- [Directive] Extract every line of the material that contains the word "Heute".

- [Supplied data]

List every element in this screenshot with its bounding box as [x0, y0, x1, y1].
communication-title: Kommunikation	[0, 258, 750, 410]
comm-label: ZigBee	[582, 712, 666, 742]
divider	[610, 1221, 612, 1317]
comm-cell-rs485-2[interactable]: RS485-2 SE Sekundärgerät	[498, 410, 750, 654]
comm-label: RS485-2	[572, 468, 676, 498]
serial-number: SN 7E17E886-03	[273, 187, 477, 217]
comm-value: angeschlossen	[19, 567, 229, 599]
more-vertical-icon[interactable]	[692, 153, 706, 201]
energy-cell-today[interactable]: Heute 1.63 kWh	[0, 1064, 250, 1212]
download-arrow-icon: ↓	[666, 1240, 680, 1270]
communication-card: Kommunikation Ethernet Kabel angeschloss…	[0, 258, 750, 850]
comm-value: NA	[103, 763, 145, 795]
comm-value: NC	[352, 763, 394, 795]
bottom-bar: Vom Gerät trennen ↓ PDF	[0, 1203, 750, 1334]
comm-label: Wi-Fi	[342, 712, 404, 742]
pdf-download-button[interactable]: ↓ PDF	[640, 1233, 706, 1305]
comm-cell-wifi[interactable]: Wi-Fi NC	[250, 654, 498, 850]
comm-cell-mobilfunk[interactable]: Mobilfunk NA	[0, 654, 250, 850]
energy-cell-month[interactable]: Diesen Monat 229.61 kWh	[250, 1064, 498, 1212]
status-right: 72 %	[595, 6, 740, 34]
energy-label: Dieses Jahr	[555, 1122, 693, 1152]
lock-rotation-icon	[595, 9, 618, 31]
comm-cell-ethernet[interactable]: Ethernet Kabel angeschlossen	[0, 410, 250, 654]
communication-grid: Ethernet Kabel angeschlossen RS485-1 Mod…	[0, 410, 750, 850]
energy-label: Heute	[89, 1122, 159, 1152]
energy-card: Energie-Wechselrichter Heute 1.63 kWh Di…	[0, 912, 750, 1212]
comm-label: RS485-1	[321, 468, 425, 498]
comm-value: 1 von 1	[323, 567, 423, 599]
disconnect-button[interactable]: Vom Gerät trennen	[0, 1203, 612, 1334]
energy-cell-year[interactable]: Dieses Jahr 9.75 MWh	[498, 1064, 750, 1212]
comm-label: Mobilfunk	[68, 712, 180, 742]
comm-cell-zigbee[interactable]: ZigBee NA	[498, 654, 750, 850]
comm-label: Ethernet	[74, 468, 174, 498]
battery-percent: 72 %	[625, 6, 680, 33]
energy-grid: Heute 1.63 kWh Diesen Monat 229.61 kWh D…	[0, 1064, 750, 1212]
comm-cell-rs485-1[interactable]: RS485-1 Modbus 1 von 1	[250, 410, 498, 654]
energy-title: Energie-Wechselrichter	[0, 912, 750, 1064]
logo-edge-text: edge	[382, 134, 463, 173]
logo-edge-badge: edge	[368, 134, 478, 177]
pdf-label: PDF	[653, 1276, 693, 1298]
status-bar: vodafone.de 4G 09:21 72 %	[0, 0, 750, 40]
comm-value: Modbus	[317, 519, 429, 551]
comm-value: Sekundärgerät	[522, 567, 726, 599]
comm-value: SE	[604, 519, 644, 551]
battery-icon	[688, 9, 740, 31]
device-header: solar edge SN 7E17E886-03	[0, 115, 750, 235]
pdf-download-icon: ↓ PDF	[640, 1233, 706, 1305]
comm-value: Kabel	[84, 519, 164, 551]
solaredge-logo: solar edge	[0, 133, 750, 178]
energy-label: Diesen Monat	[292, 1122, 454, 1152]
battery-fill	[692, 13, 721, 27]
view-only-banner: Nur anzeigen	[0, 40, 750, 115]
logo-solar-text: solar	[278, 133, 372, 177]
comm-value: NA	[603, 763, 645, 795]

- [Full output]
energy-cell-today[interactable]: Heute 1.63 kWh	[0, 1064, 250, 1212]
energy-label: Heute	[89, 1122, 159, 1152]
energy-card: Energie-Wechselrichter Heute 1.63 kWh Di…	[0, 912, 750, 1212]
energy-grid: Heute 1.63 kWh Diesen Monat 229.61 kWh D…	[0, 1064, 750, 1212]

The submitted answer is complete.